TASK DIRECTIONS: Write out the whole of the material exactly.

┌─ MATERIAL SHOWN

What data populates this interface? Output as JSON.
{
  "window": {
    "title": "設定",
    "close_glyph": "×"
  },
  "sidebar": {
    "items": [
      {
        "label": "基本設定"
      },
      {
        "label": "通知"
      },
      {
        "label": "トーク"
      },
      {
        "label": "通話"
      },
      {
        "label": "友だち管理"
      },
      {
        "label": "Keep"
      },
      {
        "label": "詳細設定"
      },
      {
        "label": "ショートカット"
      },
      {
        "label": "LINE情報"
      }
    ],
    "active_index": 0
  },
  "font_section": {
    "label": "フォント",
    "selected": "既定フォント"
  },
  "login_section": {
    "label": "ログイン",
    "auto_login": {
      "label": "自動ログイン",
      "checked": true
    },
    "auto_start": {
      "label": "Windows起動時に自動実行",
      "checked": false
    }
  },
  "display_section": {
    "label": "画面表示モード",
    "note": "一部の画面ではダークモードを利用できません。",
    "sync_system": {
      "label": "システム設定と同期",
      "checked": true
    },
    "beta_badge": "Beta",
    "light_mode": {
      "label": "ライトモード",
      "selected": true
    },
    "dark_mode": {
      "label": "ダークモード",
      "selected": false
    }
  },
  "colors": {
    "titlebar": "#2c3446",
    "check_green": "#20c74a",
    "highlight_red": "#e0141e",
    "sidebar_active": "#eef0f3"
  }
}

└─

EXPECTED ANSWER:
What data populates this interface? Output as JSON.
{
  "window": {
    "title": "設定",
    "close_glyph": "×"
  },
  "sidebar": {
    "items": [
      {
        "label": "基本設定"
      },
      {
        "label": "通知"
      },
      {
        "label": "トーク"
      },
      {
        "label": "通話"
      },
      {
        "label": "友だち管理"
      },
      {
        "label": "Keep"
      },
      {
        "label": "詳細設定"
      },
      {
        "label": "ショートカット"
      },
      {
        "label": "LINE情報"
      }
    ],
    "active_index": 0
  },
  "font_section": {
    "label": "フォント",
    "selected": "既定フォント"
  },
  "login_section": {
    "label": "ログイン",
    "auto_login": {
      "label": "自動ログイン",
      "checked": true
    },
    "auto_start": {
      "label": "Windows起動時に自動実行",
      "checked": false
    }
  },
  "display_section": {
    "label": "画面表示モード",
    "note": "一部の画面ではダークモードを利用できません。",
    "sync_system": {
      "label": "システム設定と同期",
      "checked": true
    },
    "beta_badge": "Beta",
    "light_mode": {
      "label": "ライトモード",
      "selected": true
    },
    "dark_mode": {
      "label": "ダークモード",
      "selected": false
    }
  },
  "colors": {
    "titlebar": "#2c3446",
    "check_green": "#20c74a",
    "highlight_red": "#e0141e",
    "sidebar_active": "#eef0f3"
  }
}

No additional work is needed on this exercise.